■ **Exercise description**
Pictures aside, quote the whole listing exactly.

■ **Records to process**
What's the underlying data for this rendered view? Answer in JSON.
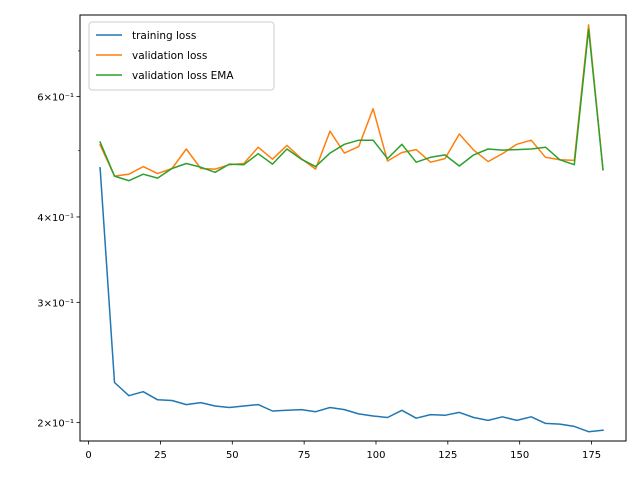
{
  "chart_data": {
    "type": "line",
    "title": "",
    "xlabel": "",
    "ylabel": "",
    "xlim": [
      -3,
      187
    ],
    "ylim": [
      0.188,
      0.79
    ],
    "yscale": "log",
    "grid": false,
    "legend_position": "top-left",
    "x_ticks": [
      0,
      25,
      50,
      75,
      100,
      125,
      150,
      175
    ],
    "y_ticks": [
      {
        "value": 0.2,
        "label": "2×10⁻¹"
      },
      {
        "value": 0.3,
        "label": "3×10⁻¹"
      },
      {
        "value": 0.4,
        "label": "4×10⁻¹"
      },
      {
        "value": 0.6,
        "label": "6×10⁻¹"
      }
    ],
    "x": [
      4,
      9,
      14,
      19,
      24,
      29,
      34,
      39,
      44,
      49,
      54,
      59,
      64,
      69,
      74,
      79,
      84,
      89,
      94,
      99,
      104,
      109,
      114,
      119,
      124,
      129,
      134,
      139,
      144,
      149,
      154,
      159,
      164,
      169,
      174,
      179
    ],
    "series": [
      {
        "name": "training loss",
        "color": "#1f77b4",
        "values": [
          0.472,
          0.229,
          0.219,
          0.222,
          0.216,
          0.2155,
          0.2125,
          0.214,
          0.2115,
          0.2105,
          0.2115,
          0.2125,
          0.208,
          0.2085,
          0.209,
          0.2075,
          0.2105,
          0.209,
          0.206,
          0.2045,
          0.2035,
          0.2085,
          0.203,
          0.2055,
          0.205,
          0.207,
          0.2035,
          0.2015,
          0.204,
          0.2015,
          0.204,
          0.1995,
          0.199,
          0.1975,
          0.194,
          0.195
        ]
      },
      {
        "name": "validation loss",
        "color": "#ff7f0e",
        "values": [
          0.51,
          0.459,
          0.462,
          0.474,
          0.463,
          0.471,
          0.503,
          0.471,
          0.47,
          0.477,
          0.479,
          0.506,
          0.486,
          0.509,
          0.487,
          0.47,
          0.534,
          0.496,
          0.507,
          0.576,
          0.483,
          0.497,
          0.502,
          0.481,
          0.487,
          0.529,
          0.501,
          0.482,
          0.495,
          0.511,
          0.518,
          0.489,
          0.485,
          0.484,
          0.764,
          0.469
        ]
      },
      {
        "name": "validation loss EMA",
        "color": "#2ca02c",
        "values": [
          0.515,
          0.459,
          0.452,
          0.462,
          0.456,
          0.471,
          0.479,
          0.473,
          0.465,
          0.478,
          0.477,
          0.495,
          0.478,
          0.503,
          0.486,
          0.474,
          0.496,
          0.511,
          0.518,
          0.518,
          0.487,
          0.511,
          0.481,
          0.489,
          0.493,
          0.475,
          0.493,
          0.503,
          0.501,
          0.502,
          0.503,
          0.506,
          0.485,
          0.477,
          0.753,
          0.469
        ]
      }
    ]
  }
}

■ **Expected answer**
What's the underlying data for this rendered view? Answer in JSON.
{
  "chart_data": {
    "type": "line",
    "title": "",
    "xlabel": "",
    "ylabel": "",
    "xlim": [
      -3,
      187
    ],
    "ylim": [
      0.188,
      0.79
    ],
    "yscale": "log",
    "grid": false,
    "legend_position": "top-left",
    "x_ticks": [
      0,
      25,
      50,
      75,
      100,
      125,
      150,
      175
    ],
    "y_ticks": [
      {
        "value": 0.2,
        "label": "2×10⁻¹"
      },
      {
        "value": 0.3,
        "label": "3×10⁻¹"
      },
      {
        "value": 0.4,
        "label": "4×10⁻¹"
      },
      {
        "value": 0.6,
        "label": "6×10⁻¹"
      }
    ],
    "x": [
      4,
      9,
      14,
      19,
      24,
      29,
      34,
      39,
      44,
      49,
      54,
      59,
      64,
      69,
      74,
      79,
      84,
      89,
      94,
      99,
      104,
      109,
      114,
      119,
      124,
      129,
      134,
      139,
      144,
      149,
      154,
      159,
      164,
      169,
      174,
      179
    ],
    "series": [
      {
        "name": "training loss",
        "color": "#1f77b4",
        "values": [
          0.472,
          0.229,
          0.219,
          0.222,
          0.216,
          0.2155,
          0.2125,
          0.214,
          0.2115,
          0.2105,
          0.2115,
          0.2125,
          0.208,
          0.2085,
          0.209,
          0.2075,
          0.2105,
          0.209,
          0.206,
          0.2045,
          0.2035,
          0.2085,
          0.203,
          0.2055,
          0.205,
          0.207,
          0.2035,
          0.2015,
          0.204,
          0.2015,
          0.204,
          0.1995,
          0.199,
          0.1975,
          0.194,
          0.195
        ]
      },
      {
        "name": "validation loss",
        "color": "#ff7f0e",
        "values": [
          0.51,
          0.459,
          0.462,
          0.474,
          0.463,
          0.471,
          0.503,
          0.471,
          0.47,
          0.477,
          0.479,
          0.506,
          0.486,
          0.509,
          0.487,
          0.47,
          0.534,
          0.496,
          0.507,
          0.576,
          0.483,
          0.497,
          0.502,
          0.481,
          0.487,
          0.529,
          0.501,
          0.482,
          0.495,
          0.511,
          0.518,
          0.489,
          0.485,
          0.484,
          0.764,
          0.469
        ]
      },
      {
        "name": "validation loss EMA",
        "color": "#2ca02c",
        "values": [
          0.515,
          0.459,
          0.452,
          0.462,
          0.456,
          0.471,
          0.479,
          0.473,
          0.465,
          0.478,
          0.477,
          0.495,
          0.478,
          0.503,
          0.486,
          0.474,
          0.496,
          0.511,
          0.518,
          0.518,
          0.487,
          0.511,
          0.481,
          0.489,
          0.493,
          0.475,
          0.493,
          0.503,
          0.501,
          0.502,
          0.503,
          0.506,
          0.485,
          0.477,
          0.753,
          0.469
        ]
      }
    ]
  }
}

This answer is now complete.